• **WHAT YOU HAVE TO DO**
Quote the records below in full, exactly as given, with the images taken out.

• **RECORDS**
····················
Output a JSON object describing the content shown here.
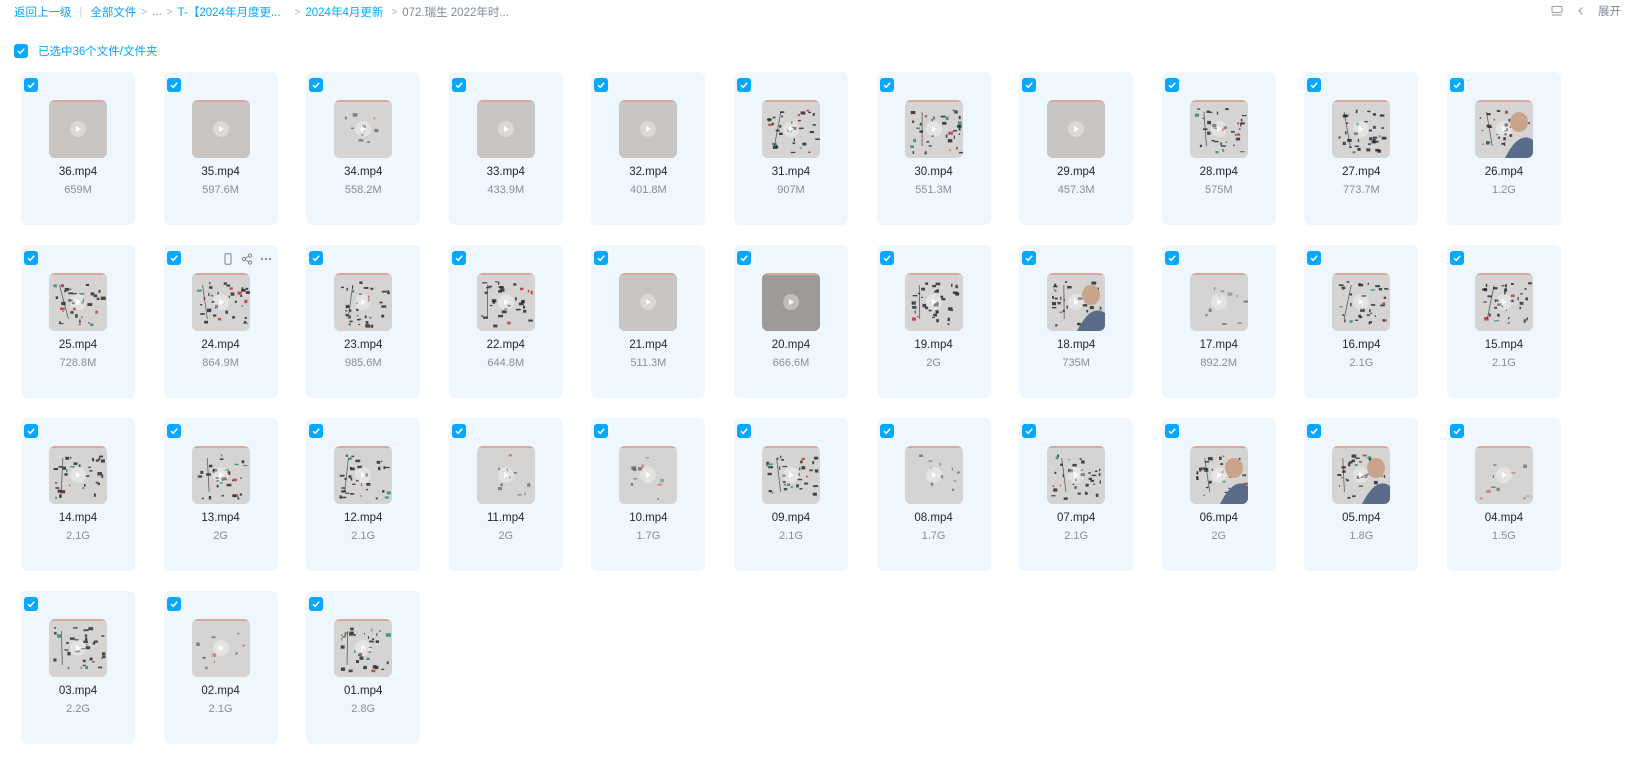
{
  "breadcrumb": {
    "back": "返回上一级",
    "all_files": "全部文件",
    "ellipsis": "...",
    "folder1": "T-【2024年月度更...",
    "folder2": "2024年4月更新",
    "current": "072.瑞生 2022年时..."
  },
  "toolbar": {
    "expand_label": "展开",
    "view_icon": "list-view-icon",
    "collapse_icon": "chevron-left-icon"
  },
  "selection": {
    "label": "已选中36个文件/文件夹"
  },
  "colors": {
    "accent": "#06a7ff",
    "card_bg": "#eef7fe"
  },
  "files": [
    {
      "name": "36.mp4",
      "size": "659M",
      "thumb": "blank"
    },
    {
      "name": "35.mp4",
      "size": "597.6M",
      "thumb": "blank"
    },
    {
      "name": "34.mp4",
      "size": "558.2M",
      "thumb": "faint"
    },
    {
      "name": "33.mp4",
      "size": "433.9M",
      "thumb": "blank"
    },
    {
      "name": "32.mp4",
      "size": "401.8M",
      "thumb": "blank"
    },
    {
      "name": "31.mp4",
      "size": "907M",
      "thumb": "writing"
    },
    {
      "name": "30.mp4",
      "size": "551.3M",
      "thumb": "writing"
    },
    {
      "name": "29.mp4",
      "size": "457.3M",
      "thumb": "blank"
    },
    {
      "name": "28.mp4",
      "size": "575M",
      "thumb": "writing"
    },
    {
      "name": "27.mp4",
      "size": "773.7M",
      "thumb": "writing"
    },
    {
      "name": "26.mp4",
      "size": "1.2G",
      "thumb": "person"
    },
    {
      "name": "25.mp4",
      "size": "728.8M",
      "thumb": "writing"
    },
    {
      "name": "24.mp4",
      "size": "864.9M",
      "thumb": "writing",
      "hover": true
    },
    {
      "name": "23.mp4",
      "size": "985.6M",
      "thumb": "writing"
    },
    {
      "name": "22.mp4",
      "size": "644.8M",
      "thumb": "writing"
    },
    {
      "name": "21.mp4",
      "size": "511.3M",
      "thumb": "blank"
    },
    {
      "name": "20.mp4",
      "size": "666.6M",
      "thumb": "dark"
    },
    {
      "name": "19.mp4",
      "size": "2G",
      "thumb": "writing"
    },
    {
      "name": "18.mp4",
      "size": "735M",
      "thumb": "person"
    },
    {
      "name": "17.mp4",
      "size": "892.2M",
      "thumb": "faint"
    },
    {
      "name": "16.mp4",
      "size": "2.1G",
      "thumb": "writing"
    },
    {
      "name": "15.mp4",
      "size": "2.1G",
      "thumb": "writing"
    },
    {
      "name": "14.mp4",
      "size": "2.1G",
      "thumb": "writing"
    },
    {
      "name": "13.mp4",
      "size": "2G",
      "thumb": "writing"
    },
    {
      "name": "12.mp4",
      "size": "2.1G",
      "thumb": "writing"
    },
    {
      "name": "11.mp4",
      "size": "2G",
      "thumb": "faint"
    },
    {
      "name": "10.mp4",
      "size": "1.7G",
      "thumb": "faint"
    },
    {
      "name": "09.mp4",
      "size": "2.1G",
      "thumb": "writing"
    },
    {
      "name": "08.mp4",
      "size": "1.7G",
      "thumb": "faint"
    },
    {
      "name": "07.mp4",
      "size": "2.1G",
      "thumb": "writing"
    },
    {
      "name": "06.mp4",
      "size": "2G",
      "thumb": "person"
    },
    {
      "name": "05.mp4",
      "size": "1.8G",
      "thumb": "person"
    },
    {
      "name": "04.mp4",
      "size": "1.5G",
      "thumb": "faint"
    },
    {
      "name": "03.mp4",
      "size": "2.2G",
      "thumb": "writing"
    },
    {
      "name": "02.mp4",
      "size": "2.1G",
      "thumb": "faint"
    },
    {
      "name": "01.mp4",
      "size": "2.8G",
      "thumb": "writing"
    }
  ]
}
····················
• **RESULT BELOW**
Output a JSON object describing the content shown here.
{
  "breadcrumb": {
    "back": "返回上一级",
    "all_files": "全部文件",
    "ellipsis": "...",
    "folder1": "T-【2024年月度更...",
    "folder2": "2024年4月更新",
    "current": "072.瑞生 2022年时..."
  },
  "toolbar": {
    "expand_label": "展开",
    "view_icon": "list-view-icon",
    "collapse_icon": "chevron-left-icon"
  },
  "selection": {
    "label": "已选中36个文件/文件夹"
  },
  "colors": {
    "accent": "#06a7ff",
    "card_bg": "#eef7fe"
  },
  "files": [
    {
      "name": "36.mp4",
      "size": "659M",
      "thumb": "blank"
    },
    {
      "name": "35.mp4",
      "size": "597.6M",
      "thumb": "blank"
    },
    {
      "name": "34.mp4",
      "size": "558.2M",
      "thumb": "faint"
    },
    {
      "name": "33.mp4",
      "size": "433.9M",
      "thumb": "blank"
    },
    {
      "name": "32.mp4",
      "size": "401.8M",
      "thumb": "blank"
    },
    {
      "name": "31.mp4",
      "size": "907M",
      "thumb": "writing"
    },
    {
      "name": "30.mp4",
      "size": "551.3M",
      "thumb": "writing"
    },
    {
      "name": "29.mp4",
      "size": "457.3M",
      "thumb": "blank"
    },
    {
      "name": "28.mp4",
      "size": "575M",
      "thumb": "writing"
    },
    {
      "name": "27.mp4",
      "size": "773.7M",
      "thumb": "writing"
    },
    {
      "name": "26.mp4",
      "size": "1.2G",
      "thumb": "person"
    },
    {
      "name": "25.mp4",
      "size": "728.8M",
      "thumb": "writing"
    },
    {
      "name": "24.mp4",
      "size": "864.9M",
      "thumb": "writing",
      "hover": true
    },
    {
      "name": "23.mp4",
      "size": "985.6M",
      "thumb": "writing"
    },
    {
      "name": "22.mp4",
      "size": "644.8M",
      "thumb": "writing"
    },
    {
      "name": "21.mp4",
      "size": "511.3M",
      "thumb": "blank"
    },
    {
      "name": "20.mp4",
      "size": "666.6M",
      "thumb": "dark"
    },
    {
      "name": "19.mp4",
      "size": "2G",
      "thumb": "writing"
    },
    {
      "name": "18.mp4",
      "size": "735M",
      "thumb": "person"
    },
    {
      "name": "17.mp4",
      "size": "892.2M",
      "thumb": "faint"
    },
    {
      "name": "16.mp4",
      "size": "2.1G",
      "thumb": "writing"
    },
    {
      "name": "15.mp4",
      "size": "2.1G",
      "thumb": "writing"
    },
    {
      "name": "14.mp4",
      "size": "2.1G",
      "thumb": "writing"
    },
    {
      "name": "13.mp4",
      "size": "2G",
      "thumb": "writing"
    },
    {
      "name": "12.mp4",
      "size": "2.1G",
      "thumb": "writing"
    },
    {
      "name": "11.mp4",
      "size": "2G",
      "thumb": "faint"
    },
    {
      "name": "10.mp4",
      "size": "1.7G",
      "thumb": "faint"
    },
    {
      "name": "09.mp4",
      "size": "2.1G",
      "thumb": "writing"
    },
    {
      "name": "08.mp4",
      "size": "1.7G",
      "thumb": "faint"
    },
    {
      "name": "07.mp4",
      "size": "2.1G",
      "thumb": "writing"
    },
    {
      "name": "06.mp4",
      "size": "2G",
      "thumb": "person"
    },
    {
      "name": "05.mp4",
      "size": "1.8G",
      "thumb": "person"
    },
    {
      "name": "04.mp4",
      "size": "1.5G",
      "thumb": "faint"
    },
    {
      "name": "03.mp4",
      "size": "2.2G",
      "thumb": "writing"
    },
    {
      "name": "02.mp4",
      "size": "2.1G",
      "thumb": "faint"
    },
    {
      "name": "01.mp4",
      "size": "2.8G",
      "thumb": "writing"
    }
  ]
}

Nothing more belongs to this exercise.